Aim
Read through the records below and copy each line that uses the word "histogram".

Data to use
────
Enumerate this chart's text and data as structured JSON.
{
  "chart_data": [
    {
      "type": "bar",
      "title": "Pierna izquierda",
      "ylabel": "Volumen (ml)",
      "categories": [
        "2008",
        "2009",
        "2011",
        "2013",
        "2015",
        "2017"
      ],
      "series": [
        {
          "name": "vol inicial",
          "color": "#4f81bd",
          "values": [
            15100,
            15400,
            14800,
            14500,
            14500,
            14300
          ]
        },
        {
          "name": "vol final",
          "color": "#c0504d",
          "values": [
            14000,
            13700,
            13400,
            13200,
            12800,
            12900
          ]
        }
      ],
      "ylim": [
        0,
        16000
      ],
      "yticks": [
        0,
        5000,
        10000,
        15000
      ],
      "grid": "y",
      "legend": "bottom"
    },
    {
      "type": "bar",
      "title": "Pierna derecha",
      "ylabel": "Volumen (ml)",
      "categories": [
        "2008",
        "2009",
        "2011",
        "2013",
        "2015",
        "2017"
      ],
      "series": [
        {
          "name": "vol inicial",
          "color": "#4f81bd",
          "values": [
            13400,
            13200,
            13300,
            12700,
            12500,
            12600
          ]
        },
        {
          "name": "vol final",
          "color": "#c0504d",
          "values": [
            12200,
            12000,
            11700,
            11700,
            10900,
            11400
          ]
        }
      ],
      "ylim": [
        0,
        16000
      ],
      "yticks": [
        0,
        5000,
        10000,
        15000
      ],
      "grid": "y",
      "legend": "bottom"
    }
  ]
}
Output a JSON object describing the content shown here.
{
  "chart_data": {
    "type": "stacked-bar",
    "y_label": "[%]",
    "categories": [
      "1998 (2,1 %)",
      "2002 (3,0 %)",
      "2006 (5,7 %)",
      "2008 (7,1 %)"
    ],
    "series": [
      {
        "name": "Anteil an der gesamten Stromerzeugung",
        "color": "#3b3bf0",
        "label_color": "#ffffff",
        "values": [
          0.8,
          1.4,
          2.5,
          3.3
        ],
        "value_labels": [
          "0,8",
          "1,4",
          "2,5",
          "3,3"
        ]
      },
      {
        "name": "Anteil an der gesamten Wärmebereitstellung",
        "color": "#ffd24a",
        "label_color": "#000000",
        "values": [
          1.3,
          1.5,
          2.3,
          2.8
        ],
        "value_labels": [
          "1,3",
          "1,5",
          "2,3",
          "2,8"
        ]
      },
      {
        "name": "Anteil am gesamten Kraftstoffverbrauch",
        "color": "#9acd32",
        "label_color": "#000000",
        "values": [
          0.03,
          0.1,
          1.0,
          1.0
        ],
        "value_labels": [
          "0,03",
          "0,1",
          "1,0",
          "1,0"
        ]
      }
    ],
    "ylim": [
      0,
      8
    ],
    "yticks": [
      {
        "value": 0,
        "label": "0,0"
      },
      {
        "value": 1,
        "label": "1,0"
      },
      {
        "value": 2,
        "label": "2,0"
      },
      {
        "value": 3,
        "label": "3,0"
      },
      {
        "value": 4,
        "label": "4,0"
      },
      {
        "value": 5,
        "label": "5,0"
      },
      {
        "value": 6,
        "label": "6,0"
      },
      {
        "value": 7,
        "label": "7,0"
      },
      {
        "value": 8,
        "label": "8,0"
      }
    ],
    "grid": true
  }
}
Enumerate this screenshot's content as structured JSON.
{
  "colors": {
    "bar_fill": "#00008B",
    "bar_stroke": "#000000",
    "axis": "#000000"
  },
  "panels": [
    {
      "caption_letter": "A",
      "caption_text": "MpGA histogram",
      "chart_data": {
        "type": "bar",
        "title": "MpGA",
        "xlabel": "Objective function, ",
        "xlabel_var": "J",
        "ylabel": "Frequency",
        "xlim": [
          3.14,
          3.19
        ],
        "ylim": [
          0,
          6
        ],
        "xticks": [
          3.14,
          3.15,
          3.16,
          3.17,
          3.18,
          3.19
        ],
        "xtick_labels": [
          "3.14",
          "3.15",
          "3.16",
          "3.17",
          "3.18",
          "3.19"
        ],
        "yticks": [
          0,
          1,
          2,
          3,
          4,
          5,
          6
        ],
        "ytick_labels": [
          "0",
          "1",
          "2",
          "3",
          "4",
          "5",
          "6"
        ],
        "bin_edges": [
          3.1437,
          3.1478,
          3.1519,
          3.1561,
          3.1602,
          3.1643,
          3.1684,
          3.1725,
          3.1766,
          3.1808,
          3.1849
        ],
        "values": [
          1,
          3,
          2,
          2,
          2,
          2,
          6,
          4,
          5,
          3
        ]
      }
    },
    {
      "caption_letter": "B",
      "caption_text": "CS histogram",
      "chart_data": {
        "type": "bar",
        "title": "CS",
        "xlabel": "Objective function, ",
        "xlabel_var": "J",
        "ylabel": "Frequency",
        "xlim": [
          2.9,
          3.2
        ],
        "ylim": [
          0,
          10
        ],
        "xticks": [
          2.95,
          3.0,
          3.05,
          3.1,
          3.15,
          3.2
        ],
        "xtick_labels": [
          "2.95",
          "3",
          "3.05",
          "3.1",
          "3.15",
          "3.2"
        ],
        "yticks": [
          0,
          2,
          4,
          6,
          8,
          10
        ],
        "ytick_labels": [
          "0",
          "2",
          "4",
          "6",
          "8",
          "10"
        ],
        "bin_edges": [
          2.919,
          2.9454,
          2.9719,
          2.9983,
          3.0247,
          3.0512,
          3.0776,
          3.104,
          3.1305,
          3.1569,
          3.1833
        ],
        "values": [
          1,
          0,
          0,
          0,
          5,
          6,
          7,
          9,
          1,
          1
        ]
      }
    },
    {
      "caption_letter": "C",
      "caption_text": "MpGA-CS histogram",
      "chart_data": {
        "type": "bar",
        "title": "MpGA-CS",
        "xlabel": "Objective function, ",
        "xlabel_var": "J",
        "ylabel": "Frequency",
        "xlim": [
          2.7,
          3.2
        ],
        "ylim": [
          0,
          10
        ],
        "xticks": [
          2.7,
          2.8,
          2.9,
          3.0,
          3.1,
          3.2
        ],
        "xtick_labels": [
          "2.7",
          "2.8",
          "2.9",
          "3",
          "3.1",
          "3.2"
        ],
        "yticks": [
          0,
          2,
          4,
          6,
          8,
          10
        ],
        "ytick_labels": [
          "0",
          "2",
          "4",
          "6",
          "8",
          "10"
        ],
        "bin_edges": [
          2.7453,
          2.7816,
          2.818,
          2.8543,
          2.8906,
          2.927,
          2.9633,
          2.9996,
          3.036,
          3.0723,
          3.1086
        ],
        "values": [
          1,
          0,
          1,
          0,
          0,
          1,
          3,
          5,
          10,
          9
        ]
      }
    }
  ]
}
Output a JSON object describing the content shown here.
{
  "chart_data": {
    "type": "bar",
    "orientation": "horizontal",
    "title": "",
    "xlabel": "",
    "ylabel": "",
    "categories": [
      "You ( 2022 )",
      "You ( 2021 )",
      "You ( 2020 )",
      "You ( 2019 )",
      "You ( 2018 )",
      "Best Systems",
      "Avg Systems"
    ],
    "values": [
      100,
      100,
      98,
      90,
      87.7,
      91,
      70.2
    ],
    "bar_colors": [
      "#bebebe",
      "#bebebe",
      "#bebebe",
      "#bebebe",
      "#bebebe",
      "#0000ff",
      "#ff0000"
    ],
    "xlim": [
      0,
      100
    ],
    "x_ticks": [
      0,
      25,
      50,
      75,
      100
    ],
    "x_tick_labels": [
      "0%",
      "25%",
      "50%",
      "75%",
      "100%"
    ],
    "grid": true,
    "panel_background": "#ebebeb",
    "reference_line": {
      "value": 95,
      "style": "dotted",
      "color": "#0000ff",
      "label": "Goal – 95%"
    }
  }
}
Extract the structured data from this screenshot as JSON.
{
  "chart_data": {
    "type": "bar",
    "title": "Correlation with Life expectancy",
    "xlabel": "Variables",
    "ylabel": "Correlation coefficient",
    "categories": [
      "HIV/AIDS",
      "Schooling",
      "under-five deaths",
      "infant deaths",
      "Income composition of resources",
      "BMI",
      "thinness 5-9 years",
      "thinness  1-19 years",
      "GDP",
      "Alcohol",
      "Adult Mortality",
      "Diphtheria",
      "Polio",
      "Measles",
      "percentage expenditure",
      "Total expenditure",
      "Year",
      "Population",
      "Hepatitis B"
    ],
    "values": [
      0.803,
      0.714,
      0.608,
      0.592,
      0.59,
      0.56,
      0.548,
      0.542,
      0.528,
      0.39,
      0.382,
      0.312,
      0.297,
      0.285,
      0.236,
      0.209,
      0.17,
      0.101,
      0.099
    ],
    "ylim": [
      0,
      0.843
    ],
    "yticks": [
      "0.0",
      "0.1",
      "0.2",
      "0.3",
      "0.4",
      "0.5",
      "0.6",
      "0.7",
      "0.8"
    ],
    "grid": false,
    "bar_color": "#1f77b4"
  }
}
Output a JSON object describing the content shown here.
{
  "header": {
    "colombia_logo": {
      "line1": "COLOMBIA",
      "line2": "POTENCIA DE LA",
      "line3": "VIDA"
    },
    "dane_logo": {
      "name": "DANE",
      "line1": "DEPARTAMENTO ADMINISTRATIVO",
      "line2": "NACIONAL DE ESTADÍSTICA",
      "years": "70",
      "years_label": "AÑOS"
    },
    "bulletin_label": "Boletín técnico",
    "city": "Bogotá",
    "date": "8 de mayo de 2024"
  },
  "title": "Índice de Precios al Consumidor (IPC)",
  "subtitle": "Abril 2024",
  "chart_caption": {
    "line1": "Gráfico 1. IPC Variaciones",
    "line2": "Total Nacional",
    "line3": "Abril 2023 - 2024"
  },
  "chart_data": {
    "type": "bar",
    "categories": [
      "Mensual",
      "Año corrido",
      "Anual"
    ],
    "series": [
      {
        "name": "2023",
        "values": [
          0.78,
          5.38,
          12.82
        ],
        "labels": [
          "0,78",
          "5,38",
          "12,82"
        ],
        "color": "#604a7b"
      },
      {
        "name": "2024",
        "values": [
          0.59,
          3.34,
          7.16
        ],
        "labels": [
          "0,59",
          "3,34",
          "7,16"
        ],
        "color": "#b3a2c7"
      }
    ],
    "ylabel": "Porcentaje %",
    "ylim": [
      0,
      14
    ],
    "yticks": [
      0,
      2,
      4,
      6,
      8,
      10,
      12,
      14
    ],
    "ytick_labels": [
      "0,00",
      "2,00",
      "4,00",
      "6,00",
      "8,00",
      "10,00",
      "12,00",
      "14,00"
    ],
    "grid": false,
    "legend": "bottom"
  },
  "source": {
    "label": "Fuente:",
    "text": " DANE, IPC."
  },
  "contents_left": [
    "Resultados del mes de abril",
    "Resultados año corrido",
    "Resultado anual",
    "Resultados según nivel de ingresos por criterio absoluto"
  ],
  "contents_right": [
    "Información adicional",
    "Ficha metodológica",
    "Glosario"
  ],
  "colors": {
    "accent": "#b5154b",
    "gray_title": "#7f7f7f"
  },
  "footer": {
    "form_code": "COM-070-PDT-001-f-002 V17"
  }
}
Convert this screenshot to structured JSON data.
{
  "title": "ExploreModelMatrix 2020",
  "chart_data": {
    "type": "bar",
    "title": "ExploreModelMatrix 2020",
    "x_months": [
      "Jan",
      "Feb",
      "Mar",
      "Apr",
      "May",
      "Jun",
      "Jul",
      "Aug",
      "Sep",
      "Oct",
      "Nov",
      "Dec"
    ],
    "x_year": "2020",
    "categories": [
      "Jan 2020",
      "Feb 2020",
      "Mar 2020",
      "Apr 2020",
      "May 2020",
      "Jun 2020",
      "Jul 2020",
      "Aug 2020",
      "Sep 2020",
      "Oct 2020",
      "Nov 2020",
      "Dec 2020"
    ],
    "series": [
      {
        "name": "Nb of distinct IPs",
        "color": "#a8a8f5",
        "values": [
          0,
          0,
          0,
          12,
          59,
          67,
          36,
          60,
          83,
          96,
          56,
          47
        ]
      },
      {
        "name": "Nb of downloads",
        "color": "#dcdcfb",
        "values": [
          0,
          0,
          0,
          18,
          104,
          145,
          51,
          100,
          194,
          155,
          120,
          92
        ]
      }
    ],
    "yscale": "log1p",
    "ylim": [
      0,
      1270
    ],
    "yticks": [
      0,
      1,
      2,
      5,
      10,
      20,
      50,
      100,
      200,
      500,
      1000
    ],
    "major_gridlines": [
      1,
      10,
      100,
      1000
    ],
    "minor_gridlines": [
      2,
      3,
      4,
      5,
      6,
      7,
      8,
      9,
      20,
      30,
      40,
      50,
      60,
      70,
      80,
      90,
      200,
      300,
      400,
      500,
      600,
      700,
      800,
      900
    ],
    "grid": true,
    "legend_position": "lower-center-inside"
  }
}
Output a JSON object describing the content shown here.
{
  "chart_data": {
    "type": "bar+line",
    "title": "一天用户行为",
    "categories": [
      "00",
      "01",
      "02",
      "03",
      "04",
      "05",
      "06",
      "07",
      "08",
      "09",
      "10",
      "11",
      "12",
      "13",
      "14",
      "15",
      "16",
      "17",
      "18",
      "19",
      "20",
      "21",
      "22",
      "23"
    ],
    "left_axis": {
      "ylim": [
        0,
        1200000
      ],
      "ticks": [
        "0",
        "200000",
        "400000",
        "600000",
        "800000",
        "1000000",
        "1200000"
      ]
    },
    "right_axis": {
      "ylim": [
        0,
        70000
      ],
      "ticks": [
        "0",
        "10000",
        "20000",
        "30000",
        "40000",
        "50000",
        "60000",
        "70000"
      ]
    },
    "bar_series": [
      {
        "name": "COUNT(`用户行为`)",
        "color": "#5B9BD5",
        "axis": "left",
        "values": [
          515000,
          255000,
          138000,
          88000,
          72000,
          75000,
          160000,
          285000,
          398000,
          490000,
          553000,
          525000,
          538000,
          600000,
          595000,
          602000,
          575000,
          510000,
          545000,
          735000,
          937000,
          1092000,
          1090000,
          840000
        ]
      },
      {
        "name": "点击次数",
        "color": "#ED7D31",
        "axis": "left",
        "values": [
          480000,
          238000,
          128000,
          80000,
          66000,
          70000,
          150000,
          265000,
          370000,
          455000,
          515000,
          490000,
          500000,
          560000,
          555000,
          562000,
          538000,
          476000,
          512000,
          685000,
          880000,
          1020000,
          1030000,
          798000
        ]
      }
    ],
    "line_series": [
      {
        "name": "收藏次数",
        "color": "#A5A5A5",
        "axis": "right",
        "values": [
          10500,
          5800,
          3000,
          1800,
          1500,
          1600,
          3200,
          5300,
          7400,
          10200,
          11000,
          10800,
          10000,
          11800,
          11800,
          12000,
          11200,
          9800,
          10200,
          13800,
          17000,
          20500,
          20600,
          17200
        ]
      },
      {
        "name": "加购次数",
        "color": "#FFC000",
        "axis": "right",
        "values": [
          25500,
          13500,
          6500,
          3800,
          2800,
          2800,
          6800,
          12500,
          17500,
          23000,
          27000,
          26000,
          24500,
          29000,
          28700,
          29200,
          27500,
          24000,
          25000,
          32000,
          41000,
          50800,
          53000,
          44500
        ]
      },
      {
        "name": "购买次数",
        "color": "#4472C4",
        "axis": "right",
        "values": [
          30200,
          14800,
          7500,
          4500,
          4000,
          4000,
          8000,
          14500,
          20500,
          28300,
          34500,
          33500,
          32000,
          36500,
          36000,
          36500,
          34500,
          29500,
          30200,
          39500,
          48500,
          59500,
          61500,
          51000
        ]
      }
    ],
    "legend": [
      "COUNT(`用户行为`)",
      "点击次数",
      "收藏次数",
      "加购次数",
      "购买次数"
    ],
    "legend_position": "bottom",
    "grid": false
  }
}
────
Right answer
      "caption_text": "MpGA histogram",
      "caption_text": "CS histogram",
      "caption_text": "MpGA-CS histogram",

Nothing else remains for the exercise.